━━ Listing

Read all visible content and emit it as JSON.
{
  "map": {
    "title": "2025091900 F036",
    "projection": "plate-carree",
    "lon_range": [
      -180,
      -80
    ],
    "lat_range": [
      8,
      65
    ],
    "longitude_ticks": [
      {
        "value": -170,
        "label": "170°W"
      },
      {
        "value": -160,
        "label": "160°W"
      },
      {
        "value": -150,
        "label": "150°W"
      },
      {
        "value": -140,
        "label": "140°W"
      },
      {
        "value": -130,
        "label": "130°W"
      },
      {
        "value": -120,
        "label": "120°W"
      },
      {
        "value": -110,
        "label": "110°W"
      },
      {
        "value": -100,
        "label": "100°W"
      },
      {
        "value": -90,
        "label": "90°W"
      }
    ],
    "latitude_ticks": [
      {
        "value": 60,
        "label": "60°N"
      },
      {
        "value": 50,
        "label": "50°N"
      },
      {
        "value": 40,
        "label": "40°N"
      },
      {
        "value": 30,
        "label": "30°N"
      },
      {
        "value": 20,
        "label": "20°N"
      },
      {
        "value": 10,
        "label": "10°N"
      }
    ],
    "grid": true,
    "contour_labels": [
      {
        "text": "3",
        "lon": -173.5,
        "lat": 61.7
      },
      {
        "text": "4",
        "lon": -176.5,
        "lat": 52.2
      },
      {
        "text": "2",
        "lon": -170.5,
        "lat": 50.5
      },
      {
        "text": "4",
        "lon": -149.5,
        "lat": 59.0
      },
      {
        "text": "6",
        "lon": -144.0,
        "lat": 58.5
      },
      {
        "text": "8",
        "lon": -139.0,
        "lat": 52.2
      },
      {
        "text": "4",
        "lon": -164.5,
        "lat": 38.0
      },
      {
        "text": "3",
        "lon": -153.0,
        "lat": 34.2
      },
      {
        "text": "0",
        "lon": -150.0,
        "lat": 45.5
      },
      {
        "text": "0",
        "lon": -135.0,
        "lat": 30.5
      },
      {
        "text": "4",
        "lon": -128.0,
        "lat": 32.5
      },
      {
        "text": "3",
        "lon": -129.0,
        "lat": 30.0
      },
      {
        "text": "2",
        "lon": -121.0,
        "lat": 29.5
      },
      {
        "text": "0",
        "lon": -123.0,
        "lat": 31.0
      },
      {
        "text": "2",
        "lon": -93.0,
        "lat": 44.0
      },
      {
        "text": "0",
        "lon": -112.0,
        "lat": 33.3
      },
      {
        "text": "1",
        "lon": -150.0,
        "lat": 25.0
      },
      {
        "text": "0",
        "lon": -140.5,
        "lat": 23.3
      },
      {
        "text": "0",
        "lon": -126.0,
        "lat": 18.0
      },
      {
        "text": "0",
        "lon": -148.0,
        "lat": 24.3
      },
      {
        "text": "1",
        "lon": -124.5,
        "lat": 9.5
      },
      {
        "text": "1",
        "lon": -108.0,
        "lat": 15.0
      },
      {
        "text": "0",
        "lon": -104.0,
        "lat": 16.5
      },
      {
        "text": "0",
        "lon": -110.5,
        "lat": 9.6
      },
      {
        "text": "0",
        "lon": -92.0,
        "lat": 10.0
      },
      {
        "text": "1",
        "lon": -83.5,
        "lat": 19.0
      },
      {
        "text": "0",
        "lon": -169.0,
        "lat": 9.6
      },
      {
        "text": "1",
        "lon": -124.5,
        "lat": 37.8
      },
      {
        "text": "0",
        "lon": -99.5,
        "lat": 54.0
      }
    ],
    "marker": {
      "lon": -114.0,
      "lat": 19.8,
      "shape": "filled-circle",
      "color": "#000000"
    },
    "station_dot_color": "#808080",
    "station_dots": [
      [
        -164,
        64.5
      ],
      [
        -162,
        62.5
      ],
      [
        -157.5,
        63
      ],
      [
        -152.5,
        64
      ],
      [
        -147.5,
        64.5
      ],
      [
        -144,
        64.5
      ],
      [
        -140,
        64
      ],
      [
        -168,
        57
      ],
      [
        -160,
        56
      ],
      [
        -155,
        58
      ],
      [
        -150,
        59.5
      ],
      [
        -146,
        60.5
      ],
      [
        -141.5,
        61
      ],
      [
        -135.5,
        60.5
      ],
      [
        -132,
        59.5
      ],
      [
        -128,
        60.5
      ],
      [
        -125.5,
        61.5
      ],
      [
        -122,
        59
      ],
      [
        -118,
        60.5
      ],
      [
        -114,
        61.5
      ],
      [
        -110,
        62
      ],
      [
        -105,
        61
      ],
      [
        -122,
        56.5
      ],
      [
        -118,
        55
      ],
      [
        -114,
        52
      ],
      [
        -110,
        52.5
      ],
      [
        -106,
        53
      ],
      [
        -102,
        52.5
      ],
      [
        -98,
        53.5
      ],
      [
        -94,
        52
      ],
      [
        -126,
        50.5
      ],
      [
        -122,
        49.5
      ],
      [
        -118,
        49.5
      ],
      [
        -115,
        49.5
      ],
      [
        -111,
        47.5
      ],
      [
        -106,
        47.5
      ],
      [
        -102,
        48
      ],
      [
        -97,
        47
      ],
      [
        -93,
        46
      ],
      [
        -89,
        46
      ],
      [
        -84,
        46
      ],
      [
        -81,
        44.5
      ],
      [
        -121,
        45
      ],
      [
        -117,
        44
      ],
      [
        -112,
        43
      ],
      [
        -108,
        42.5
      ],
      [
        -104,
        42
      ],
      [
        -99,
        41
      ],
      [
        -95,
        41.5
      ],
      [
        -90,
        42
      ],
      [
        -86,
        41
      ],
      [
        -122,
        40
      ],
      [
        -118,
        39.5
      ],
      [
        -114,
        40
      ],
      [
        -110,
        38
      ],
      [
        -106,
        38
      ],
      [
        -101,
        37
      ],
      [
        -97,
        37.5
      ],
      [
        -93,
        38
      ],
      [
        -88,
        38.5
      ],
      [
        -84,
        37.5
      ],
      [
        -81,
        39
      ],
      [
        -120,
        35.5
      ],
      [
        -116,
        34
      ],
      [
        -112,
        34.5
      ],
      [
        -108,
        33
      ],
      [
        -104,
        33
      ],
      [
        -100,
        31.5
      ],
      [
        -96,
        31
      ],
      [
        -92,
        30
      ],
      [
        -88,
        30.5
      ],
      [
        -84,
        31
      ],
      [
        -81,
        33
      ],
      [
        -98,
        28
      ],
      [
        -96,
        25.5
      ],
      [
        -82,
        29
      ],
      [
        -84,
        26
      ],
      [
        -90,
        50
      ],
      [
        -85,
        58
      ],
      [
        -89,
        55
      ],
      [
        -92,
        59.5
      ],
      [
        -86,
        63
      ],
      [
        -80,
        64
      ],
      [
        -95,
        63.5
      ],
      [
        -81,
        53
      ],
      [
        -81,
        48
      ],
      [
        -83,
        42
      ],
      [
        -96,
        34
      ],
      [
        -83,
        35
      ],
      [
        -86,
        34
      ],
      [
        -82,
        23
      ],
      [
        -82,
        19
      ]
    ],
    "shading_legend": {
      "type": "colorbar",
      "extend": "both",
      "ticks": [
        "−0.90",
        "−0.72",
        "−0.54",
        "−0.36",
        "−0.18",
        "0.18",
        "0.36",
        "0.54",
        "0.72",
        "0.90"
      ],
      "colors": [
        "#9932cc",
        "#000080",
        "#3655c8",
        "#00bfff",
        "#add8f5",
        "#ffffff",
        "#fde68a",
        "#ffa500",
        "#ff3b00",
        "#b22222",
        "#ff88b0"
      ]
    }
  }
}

━━━━

◆ Task: Set down every record above exactly as given.

◆ Solved exercise:
Read all visible content and emit it as JSON.
{
  "map": {
    "title": "2025091900 F036",
    "projection": "plate-carree",
    "lon_range": [
      -180,
      -80
    ],
    "lat_range": [
      8,
      65
    ],
    "longitude_ticks": [
      {
        "value": -170,
        "label": "170°W"
      },
      {
        "value": -160,
        "label": "160°W"
      },
      {
        "value": -150,
        "label": "150°W"
      },
      {
        "value": -140,
        "label": "140°W"
      },
      {
        "value": -130,
        "label": "130°W"
      },
      {
        "value": -120,
        "label": "120°W"
      },
      {
        "value": -110,
        "label": "110°W"
      },
      {
        "value": -100,
        "label": "100°W"
      },
      {
        "value": -90,
        "label": "90°W"
      }
    ],
    "latitude_ticks": [
      {
        "value": 60,
        "label": "60°N"
      },
      {
        "value": 50,
        "label": "50°N"
      },
      {
        "value": 40,
        "label": "40°N"
      },
      {
        "value": 30,
        "label": "30°N"
      },
      {
        "value": 20,
        "label": "20°N"
      },
      {
        "value": 10,
        "label": "10°N"
      }
    ],
    "grid": true,
    "contour_labels": [
      {
        "text": "3",
        "lon": -173.5,
        "lat": 61.7
      },
      {
        "text": "4",
        "lon": -176.5,
        "lat": 52.2
      },
      {
        "text": "2",
        "lon": -170.5,
        "lat": 50.5
      },
      {
        "text": "4",
        "lon": -149.5,
        "lat": 59.0
      },
      {
        "text": "6",
        "lon": -144.0,
        "lat": 58.5
      },
      {
        "text": "8",
        "lon": -139.0,
        "lat": 52.2
      },
      {
        "text": "4",
        "lon": -164.5,
        "lat": 38.0
      },
      {
        "text": "3",
        "lon": -153.0,
        "lat": 34.2
      },
      {
        "text": "0",
        "lon": -150.0,
        "lat": 45.5
      },
      {
        "text": "0",
        "lon": -135.0,
        "lat": 30.5
      },
      {
        "text": "4",
        "lon": -128.0,
        "lat": 32.5
      },
      {
        "text": "3",
        "lon": -129.0,
        "lat": 30.0
      },
      {
        "text": "2",
        "lon": -121.0,
        "lat": 29.5
      },
      {
        "text": "0",
        "lon": -123.0,
        "lat": 31.0
      },
      {
        "text": "2",
        "lon": -93.0,
        "lat": 44.0
      },
      {
        "text": "0",
        "lon": -112.0,
        "lat": 33.3
      },
      {
        "text": "1",
        "lon": -150.0,
        "lat": 25.0
      },
      {
        "text": "0",
        "lon": -140.5,
        "lat": 23.3
      },
      {
        "text": "0",
        "lon": -126.0,
        "lat": 18.0
      },
      {
        "text": "0",
        "lon": -148.0,
        "lat": 24.3
      },
      {
        "text": "1",
        "lon": -124.5,
        "lat": 9.5
      },
      {
        "text": "1",
        "lon": -108.0,
        "lat": 15.0
      },
      {
        "text": "0",
        "lon": -104.0,
        "lat": 16.5
      },
      {
        "text": "0",
        "lon": -110.5,
        "lat": 9.6
      },
      {
        "text": "0",
        "lon": -92.0,
        "lat": 10.0
      },
      {
        "text": "1",
        "lon": -83.5,
        "lat": 19.0
      },
      {
        "text": "0",
        "lon": -169.0,
        "lat": 9.6
      },
      {
        "text": "1",
        "lon": -124.5,
        "lat": 37.8
      },
      {
        "text": "0",
        "lon": -99.5,
        "lat": 54.0
      }
    ],
    "marker": {
      "lon": -114.0,
      "lat": 19.8,
      "shape": "filled-circle",
      "color": "#000000"
    },
    "station_dot_color": "#808080",
    "station_dots": [
      [
        -164,
        64.5
      ],
      [
        -162,
        62.5
      ],
      [
        -157.5,
        63
      ],
      [
        -152.5,
        64
      ],
      [
        -147.5,
        64.5
      ],
      [
        -144,
        64.5
      ],
      [
        -140,
        64
      ],
      [
        -168,
        57
      ],
      [
        -160,
        56
      ],
      [
        -155,
        58
      ],
      [
        -150,
        59.5
      ],
      [
        -146,
        60.5
      ],
      [
        -141.5,
        61
      ],
      [
        -135.5,
        60.5
      ],
      [
        -132,
        59.5
      ],
      [
        -128,
        60.5
      ],
      [
        -125.5,
        61.5
      ],
      [
        -122,
        59
      ],
      [
        -118,
        60.5
      ],
      [
        -114,
        61.5
      ],
      [
        -110,
        62
      ],
      [
        -105,
        61
      ],
      [
        -122,
        56.5
      ],
      [
        -118,
        55
      ],
      [
        -114,
        52
      ],
      [
        -110,
        52.5
      ],
      [
        -106,
        53
      ],
      [
        -102,
        52.5
      ],
      [
        -98,
        53.5
      ],
      [
        -94,
        52
      ],
      [
        -126,
        50.5
      ],
      [
        -122,
        49.5
      ],
      [
        -118,
        49.5
      ],
      [
        -115,
        49.5
      ],
      [
        -111,
        47.5
      ],
      [
        -106,
        47.5
      ],
      [
        -102,
        48
      ],
      [
        -97,
        47
      ],
      [
        -93,
        46
      ],
      [
        -89,
        46
      ],
      [
        -84,
        46
      ],
      [
        -81,
        44.5
      ],
      [
        -121,
        45
      ],
      [
        -117,
        44
      ],
      [
        -112,
        43
      ],
      [
        -108,
        42.5
      ],
      [
        -104,
        42
      ],
      [
        -99,
        41
      ],
      [
        -95,
        41.5
      ],
      [
        -90,
        42
      ],
      [
        -86,
        41
      ],
      [
        -122,
        40
      ],
      [
        -118,
        39.5
      ],
      [
        -114,
        40
      ],
      [
        -110,
        38
      ],
      [
        -106,
        38
      ],
      [
        -101,
        37
      ],
      [
        -97,
        37.5
      ],
      [
        -93,
        38
      ],
      [
        -88,
        38.5
      ],
      [
        -84,
        37.5
      ],
      [
        -81,
        39
      ],
      [
        -120,
        35.5
      ],
      [
        -116,
        34
      ],
      [
        -112,
        34.5
      ],
      [
        -108,
        33
      ],
      [
        -104,
        33
      ],
      [
        -100,
        31.5
      ],
      [
        -96,
        31
      ],
      [
        -92,
        30
      ],
      [
        -88,
        30.5
      ],
      [
        -84,
        31
      ],
      [
        -81,
        33
      ],
      [
        -98,
        28
      ],
      [
        -96,
        25.5
      ],
      [
        -82,
        29
      ],
      [
        -84,
        26
      ],
      [
        -90,
        50
      ],
      [
        -85,
        58
      ],
      [
        -89,
        55
      ],
      [
        -92,
        59.5
      ],
      [
        -86,
        63
      ],
      [
        -80,
        64
      ],
      [
        -95,
        63.5
      ],
      [
        -81,
        53
      ],
      [
        -81,
        48
      ],
      [
        -83,
        42
      ],
      [
        -96,
        34
      ],
      [
        -83,
        35
      ],
      [
        -86,
        34
      ],
      [
        -82,
        23
      ],
      [
        -82,
        19
      ]
    ],
    "shading_legend": {
      "type": "colorbar",
      "extend": "both",
      "ticks": [
        "−0.90",
        "−0.72",
        "−0.54",
        "−0.36",
        "−0.18",
        "0.18",
        "0.36",
        "0.54",
        "0.72",
        "0.90"
      ],
      "colors": [
        "#9932cc",
        "#000080",
        "#3655c8",
        "#00bfff",
        "#add8f5",
        "#ffffff",
        "#fde68a",
        "#ffa500",
        "#ff3b00",
        "#b22222",
        "#ff88b0"
      ]
    }
  }
}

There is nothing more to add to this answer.